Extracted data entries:
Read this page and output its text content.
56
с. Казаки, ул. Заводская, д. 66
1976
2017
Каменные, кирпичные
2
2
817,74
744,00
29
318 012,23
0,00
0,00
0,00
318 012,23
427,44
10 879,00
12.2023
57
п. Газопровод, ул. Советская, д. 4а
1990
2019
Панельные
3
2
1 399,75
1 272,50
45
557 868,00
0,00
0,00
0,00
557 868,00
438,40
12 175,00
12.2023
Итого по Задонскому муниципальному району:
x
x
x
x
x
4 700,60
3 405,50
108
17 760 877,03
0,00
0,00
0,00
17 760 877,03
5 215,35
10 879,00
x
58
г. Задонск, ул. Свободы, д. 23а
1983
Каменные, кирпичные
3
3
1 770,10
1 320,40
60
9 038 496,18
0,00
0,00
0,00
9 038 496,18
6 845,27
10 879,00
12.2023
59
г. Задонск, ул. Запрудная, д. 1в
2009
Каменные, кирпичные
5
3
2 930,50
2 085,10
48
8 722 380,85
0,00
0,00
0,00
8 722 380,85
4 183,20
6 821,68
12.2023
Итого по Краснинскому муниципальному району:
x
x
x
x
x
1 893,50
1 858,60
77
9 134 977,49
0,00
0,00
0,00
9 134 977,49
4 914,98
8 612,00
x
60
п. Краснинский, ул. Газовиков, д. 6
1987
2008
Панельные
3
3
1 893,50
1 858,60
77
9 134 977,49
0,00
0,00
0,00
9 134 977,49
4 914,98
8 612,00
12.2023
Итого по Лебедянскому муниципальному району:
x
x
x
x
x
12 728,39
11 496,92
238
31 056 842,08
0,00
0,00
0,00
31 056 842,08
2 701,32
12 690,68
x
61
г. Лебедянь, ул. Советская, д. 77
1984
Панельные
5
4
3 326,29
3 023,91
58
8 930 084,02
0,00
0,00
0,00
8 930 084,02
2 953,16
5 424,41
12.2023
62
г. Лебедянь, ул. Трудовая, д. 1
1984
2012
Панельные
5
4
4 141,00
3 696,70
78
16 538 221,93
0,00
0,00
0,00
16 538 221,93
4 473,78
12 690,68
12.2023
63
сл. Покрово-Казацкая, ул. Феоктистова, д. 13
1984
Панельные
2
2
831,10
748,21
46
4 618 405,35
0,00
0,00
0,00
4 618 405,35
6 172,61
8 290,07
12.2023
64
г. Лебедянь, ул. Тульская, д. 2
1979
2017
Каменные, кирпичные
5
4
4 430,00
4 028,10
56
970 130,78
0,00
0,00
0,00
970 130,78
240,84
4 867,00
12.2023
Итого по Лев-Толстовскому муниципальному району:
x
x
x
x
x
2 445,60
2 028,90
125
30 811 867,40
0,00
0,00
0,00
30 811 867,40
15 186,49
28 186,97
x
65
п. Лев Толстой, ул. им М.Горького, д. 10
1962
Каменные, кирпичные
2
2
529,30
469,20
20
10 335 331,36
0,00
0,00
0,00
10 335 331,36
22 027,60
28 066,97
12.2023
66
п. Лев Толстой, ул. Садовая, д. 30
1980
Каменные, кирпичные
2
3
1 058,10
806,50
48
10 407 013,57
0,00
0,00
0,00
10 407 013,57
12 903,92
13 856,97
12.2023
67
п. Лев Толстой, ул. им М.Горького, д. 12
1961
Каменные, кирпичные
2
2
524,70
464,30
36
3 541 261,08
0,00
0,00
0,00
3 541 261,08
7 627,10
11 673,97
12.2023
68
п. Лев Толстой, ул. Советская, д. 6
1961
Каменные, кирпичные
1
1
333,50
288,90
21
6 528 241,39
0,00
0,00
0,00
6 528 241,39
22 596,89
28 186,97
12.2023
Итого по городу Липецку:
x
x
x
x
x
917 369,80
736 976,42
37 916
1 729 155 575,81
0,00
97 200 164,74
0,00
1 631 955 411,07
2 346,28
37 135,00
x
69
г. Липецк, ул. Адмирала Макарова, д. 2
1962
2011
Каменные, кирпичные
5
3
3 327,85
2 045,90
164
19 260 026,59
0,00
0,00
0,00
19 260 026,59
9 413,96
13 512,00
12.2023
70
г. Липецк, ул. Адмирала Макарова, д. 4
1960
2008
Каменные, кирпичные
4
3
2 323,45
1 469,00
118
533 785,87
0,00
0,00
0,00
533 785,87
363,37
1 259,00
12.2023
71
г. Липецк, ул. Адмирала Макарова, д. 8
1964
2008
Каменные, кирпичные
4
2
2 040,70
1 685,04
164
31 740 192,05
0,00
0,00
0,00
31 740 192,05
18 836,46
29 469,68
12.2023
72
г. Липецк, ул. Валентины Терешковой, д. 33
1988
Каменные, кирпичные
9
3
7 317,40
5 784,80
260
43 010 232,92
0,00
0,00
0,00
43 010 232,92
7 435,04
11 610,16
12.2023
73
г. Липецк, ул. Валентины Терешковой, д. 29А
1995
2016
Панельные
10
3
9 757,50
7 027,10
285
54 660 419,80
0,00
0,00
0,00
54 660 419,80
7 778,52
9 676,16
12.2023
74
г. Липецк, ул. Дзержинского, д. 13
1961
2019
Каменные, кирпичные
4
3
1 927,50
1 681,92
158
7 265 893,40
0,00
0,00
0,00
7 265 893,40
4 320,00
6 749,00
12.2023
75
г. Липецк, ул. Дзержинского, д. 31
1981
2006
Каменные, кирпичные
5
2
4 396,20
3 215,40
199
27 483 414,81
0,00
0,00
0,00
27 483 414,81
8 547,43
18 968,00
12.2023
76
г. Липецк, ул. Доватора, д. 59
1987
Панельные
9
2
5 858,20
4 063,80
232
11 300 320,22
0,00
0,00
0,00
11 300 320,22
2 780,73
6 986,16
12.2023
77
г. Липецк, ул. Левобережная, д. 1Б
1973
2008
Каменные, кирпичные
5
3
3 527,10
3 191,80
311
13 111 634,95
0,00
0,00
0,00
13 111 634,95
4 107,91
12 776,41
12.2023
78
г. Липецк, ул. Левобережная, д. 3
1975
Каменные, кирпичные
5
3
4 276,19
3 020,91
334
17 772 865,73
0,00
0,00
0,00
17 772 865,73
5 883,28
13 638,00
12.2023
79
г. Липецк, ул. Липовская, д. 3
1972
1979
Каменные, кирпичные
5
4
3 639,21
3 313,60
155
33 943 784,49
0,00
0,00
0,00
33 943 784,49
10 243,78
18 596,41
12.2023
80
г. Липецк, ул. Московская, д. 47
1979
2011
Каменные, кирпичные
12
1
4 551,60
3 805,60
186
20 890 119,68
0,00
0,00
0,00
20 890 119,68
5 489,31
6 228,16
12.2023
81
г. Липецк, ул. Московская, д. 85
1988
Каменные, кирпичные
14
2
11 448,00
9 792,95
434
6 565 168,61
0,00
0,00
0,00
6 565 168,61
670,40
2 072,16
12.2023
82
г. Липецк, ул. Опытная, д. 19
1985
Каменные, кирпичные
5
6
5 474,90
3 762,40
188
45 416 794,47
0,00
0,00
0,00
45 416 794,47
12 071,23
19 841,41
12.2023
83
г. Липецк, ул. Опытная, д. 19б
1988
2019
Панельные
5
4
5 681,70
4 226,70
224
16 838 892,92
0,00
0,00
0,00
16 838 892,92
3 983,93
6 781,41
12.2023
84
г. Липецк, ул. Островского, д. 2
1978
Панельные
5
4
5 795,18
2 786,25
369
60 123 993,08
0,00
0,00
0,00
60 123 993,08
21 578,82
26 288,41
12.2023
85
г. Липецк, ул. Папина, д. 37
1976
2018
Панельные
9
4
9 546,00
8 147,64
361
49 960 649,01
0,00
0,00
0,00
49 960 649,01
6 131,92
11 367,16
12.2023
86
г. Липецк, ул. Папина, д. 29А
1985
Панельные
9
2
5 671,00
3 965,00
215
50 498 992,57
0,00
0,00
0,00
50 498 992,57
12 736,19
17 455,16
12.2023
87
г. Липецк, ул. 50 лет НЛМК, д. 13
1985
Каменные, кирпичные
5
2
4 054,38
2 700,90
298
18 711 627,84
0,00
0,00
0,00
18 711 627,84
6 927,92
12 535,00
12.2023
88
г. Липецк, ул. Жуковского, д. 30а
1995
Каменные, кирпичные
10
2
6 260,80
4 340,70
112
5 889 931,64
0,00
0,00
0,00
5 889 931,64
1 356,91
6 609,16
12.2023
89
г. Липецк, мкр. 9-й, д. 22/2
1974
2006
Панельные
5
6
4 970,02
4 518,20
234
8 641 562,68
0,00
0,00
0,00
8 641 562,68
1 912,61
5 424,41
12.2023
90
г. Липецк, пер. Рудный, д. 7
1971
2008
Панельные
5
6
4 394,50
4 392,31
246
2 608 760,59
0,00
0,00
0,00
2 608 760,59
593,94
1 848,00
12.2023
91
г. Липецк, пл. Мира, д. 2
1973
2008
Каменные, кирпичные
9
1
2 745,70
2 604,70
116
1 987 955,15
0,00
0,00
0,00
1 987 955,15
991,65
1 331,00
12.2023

Required task: Find the word "Советская" in the records and pull out each line that has it.

Response to the exercise:
п. Газопровод, ул. Советская, д. 4а
г. Лебедянь, ул. Советская, д. 77
п. Лев Толстой, ул. Советская, д. 6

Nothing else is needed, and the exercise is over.